**TASK BRIEF:**
Of the lines below, how many hold the string "JSON"? Give only the number.

**RAW RECORDS:**

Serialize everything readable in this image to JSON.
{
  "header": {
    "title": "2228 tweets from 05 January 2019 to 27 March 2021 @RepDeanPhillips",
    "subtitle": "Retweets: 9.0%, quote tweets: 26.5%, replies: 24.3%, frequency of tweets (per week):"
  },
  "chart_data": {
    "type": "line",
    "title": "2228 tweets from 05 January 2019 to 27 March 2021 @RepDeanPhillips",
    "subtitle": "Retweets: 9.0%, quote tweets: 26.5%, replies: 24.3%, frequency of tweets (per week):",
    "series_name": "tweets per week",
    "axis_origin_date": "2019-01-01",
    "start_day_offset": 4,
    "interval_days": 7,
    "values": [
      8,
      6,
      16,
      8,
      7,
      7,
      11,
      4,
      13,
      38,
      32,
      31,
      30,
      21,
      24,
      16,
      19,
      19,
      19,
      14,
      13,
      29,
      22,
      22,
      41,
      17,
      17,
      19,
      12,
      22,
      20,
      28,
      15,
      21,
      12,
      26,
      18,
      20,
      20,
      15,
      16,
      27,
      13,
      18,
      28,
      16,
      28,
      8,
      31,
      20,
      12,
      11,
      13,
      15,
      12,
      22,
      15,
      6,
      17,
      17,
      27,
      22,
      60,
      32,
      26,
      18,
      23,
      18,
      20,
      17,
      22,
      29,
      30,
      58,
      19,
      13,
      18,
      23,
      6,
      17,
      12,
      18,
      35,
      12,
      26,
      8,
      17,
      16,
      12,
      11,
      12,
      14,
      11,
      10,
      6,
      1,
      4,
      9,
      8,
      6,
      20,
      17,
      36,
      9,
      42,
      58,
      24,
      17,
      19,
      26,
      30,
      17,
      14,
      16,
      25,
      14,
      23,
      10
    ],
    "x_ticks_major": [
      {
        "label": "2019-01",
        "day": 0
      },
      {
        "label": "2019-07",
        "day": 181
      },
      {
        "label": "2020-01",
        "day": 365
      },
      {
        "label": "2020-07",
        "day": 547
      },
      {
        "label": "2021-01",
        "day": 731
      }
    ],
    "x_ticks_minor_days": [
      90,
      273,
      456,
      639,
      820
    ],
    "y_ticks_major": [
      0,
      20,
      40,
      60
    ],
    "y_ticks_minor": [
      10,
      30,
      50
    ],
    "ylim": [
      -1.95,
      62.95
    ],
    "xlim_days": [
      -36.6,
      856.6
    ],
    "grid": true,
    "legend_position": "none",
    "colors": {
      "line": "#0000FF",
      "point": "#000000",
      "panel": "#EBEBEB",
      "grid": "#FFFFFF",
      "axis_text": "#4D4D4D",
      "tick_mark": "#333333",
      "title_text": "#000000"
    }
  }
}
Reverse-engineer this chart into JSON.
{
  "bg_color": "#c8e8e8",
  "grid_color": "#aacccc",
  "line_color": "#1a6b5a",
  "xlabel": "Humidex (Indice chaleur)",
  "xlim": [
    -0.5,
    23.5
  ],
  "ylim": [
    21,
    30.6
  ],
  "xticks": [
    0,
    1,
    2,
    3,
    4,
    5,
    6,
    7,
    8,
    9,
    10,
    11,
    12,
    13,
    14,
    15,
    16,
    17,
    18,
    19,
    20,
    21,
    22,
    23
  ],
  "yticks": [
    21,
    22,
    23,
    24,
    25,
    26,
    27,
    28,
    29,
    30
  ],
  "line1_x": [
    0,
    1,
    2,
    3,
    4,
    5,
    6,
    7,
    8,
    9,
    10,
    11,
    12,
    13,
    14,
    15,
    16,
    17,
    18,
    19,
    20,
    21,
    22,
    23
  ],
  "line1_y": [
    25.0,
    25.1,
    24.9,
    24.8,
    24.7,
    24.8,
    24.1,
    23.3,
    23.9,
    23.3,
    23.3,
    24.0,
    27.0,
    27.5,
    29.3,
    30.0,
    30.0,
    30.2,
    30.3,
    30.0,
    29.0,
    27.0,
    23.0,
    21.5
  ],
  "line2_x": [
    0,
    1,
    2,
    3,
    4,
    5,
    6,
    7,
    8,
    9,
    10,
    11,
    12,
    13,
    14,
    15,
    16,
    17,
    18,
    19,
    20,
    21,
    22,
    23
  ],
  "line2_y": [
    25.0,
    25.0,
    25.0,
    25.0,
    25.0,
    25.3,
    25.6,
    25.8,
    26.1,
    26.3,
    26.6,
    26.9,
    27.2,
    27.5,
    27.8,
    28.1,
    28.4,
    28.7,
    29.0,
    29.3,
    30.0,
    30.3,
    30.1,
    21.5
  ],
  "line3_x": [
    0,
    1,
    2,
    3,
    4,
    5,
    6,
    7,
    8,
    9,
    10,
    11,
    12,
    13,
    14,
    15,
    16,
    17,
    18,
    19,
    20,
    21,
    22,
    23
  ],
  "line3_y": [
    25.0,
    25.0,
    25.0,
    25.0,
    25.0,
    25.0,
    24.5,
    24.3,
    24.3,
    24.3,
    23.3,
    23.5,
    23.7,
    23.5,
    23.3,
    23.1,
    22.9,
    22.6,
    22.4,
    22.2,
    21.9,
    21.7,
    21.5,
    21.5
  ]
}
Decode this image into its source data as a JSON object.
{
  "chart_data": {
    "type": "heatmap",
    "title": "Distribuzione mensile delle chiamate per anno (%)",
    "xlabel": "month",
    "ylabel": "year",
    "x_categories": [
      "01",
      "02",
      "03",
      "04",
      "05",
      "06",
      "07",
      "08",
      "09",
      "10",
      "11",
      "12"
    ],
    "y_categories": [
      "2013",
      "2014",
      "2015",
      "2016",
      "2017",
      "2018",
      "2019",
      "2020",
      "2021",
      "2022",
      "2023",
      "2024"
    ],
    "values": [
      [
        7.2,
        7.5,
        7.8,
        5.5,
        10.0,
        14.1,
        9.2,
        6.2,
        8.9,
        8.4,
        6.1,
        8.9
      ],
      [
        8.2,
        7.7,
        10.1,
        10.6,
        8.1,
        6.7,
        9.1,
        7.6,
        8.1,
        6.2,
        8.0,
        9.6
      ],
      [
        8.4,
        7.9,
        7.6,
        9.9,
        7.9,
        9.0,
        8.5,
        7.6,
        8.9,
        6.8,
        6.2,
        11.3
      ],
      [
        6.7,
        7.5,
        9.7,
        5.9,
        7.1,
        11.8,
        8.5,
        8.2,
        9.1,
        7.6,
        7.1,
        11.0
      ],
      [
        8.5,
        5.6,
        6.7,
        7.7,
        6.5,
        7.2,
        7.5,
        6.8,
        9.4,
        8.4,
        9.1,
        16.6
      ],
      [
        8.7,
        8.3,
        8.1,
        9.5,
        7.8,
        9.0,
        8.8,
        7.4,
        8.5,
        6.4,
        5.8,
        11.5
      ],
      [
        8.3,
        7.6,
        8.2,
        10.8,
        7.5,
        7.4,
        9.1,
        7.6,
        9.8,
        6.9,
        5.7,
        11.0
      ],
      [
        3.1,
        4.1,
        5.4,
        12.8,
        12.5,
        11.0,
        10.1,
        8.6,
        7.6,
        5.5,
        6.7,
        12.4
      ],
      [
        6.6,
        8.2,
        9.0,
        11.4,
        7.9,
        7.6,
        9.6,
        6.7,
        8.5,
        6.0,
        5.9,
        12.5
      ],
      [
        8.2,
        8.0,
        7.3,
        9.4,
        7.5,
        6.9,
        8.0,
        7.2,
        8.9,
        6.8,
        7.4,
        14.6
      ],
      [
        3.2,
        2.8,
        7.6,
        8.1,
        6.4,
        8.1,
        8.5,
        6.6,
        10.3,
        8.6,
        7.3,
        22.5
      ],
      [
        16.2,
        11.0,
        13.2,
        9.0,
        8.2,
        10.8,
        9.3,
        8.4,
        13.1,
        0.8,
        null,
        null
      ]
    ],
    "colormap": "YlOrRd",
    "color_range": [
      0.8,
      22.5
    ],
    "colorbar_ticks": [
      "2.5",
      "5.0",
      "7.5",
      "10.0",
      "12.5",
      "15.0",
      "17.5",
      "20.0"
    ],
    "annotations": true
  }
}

**SOLUTION TO THIS TASK:**
3